Au début de 1492, il se rend à Bâle, ville de premier plan pour la production du livre imprimé, chez un autre frère de Martin Schongauer, Georg, riche orfèvre de la ville, où il arrive à la fin du printemps. C’est aussi la ville où les célèbres gravures sur bois de La Nef des fous de Sébastien Brant (imprimée pour la première fois en 1494) ont été créées13. Il fait rapidement connaissance avec Nicolaus Kessler, éditeur, qui publiera de lui une page-titre pour une édition des Lettres de saint Jérôme14. Il rencontre alors trois autres éditeurs : Johann Amerbach avec qui il aura une amitié durable, Michael Furter et Bergmann. À l’automne 1493, Dürer quitte Bâle pour Strasbourg. Il y réalise au moins deux portraits et y reçoit l’ordre de rentrer à Nuremberg où il arrive le 18 mai 1494, pour y épouser la jeune Agnes Frey. Ces séjours à Bâle et à Strasbourg restent débattus7.
Très peu de temps après son retour à Nuremberg, le 7 juillet 1494, à l’âge de 23 ans, Dürer épouse Agnès Frey à la suite d’un arrangement conclu pendant son absence. Agnès est la fille d’un éminent brasseur (et harpiste amateur) de la ville. Aucun enfant ne nait du mariage et avec Albrecht, le nom de Dürer s’éteint. Le mariage entre Agnès et Albrecht n’est pas heureux, comme l’indiquent les lettres de Dürer dans lesquelles il plaisante avec son ami Willibald Pirckheimer d’un ton extrêmement rugueux à propos de sa femme. Il la traite de « vieux corbeau » et fait d’autres remarques vulgaires. Pirckheimer ne cache pas également son antipathie envers Agnès, la décrivant comme une musaraigne avare à la langue amère, qui a contribué à la mort de Dürer à un jeune âge15. Il est ami depuis sa jeunesse avec le patricien et humaniste Willibald Pirckheimer ; des recherches récentes considèrent qu’il est possible que cette relation ait également eu un côté homoérotique16,17. Albrecht pourrait être bisexuel, sinon homosexuel : plusieurs de ses œuvres contiennent des thèmes de désir homosexuel et sa correspondance avec certains amis masculins très proches sont de nature particulièrement intime18.

### Données fournies
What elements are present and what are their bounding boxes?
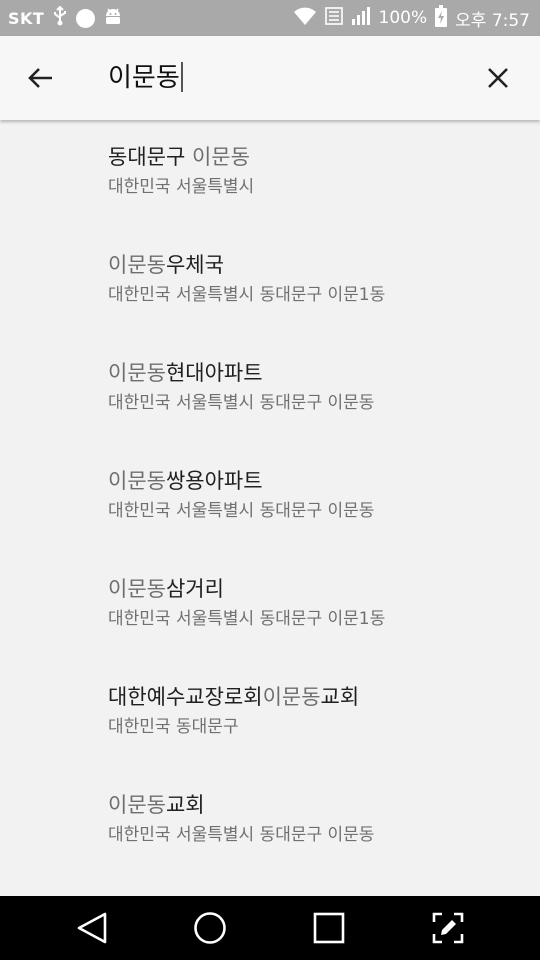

### Travail demandé
A: Traduisez en anglais cette phrase de l'extrait sur Dürer : « Il rencontre alors trois autres éditeurs : Johann Amerbach avec qui il aura une amitié durable, Michael Furter et Bergmann. »
B: Présentez sous forme de liste le paragraphe de l'extrait sur Dürer qui commence par « Au début de 1492 », en gardant ses faits principaux.

### En réponse
A: He then meets three other publishers: Johann Amerbach, with whom he would have a lasting friendship, Michael Furter, and Bergmann.

B:
- Au début de 1492, Dürer se rend à Bâle, grand centre du livre imprimé. Il y arrive à la fin du printemps, chez Georg, riche orfèvre et frère de Martin Schongauer.
- C'est à Bâle que sont créées les gravures sur bois de La Nef des fous de Sébastien Brant, imprimée pour la première fois en 1494.
- Il rencontre l'éditeur Nicolaus Kessler, qui publiera de lui une page-titre pour les Lettres de saint Jérôme.
- Il fait aussi la connaissance des éditeurs Johann Amerbach, qui deviendra un ami durable, Michael Furter et Bergmann.
- À l'automne 1493, il part pour Strasbourg, où il réalise au moins deux portraits.
- Rappelé à Nuremberg pour épouser Agnes Frey, il y arrive le 18 mai 1494.
- Ces séjours à Bâle et à Strasbourg restent débattus.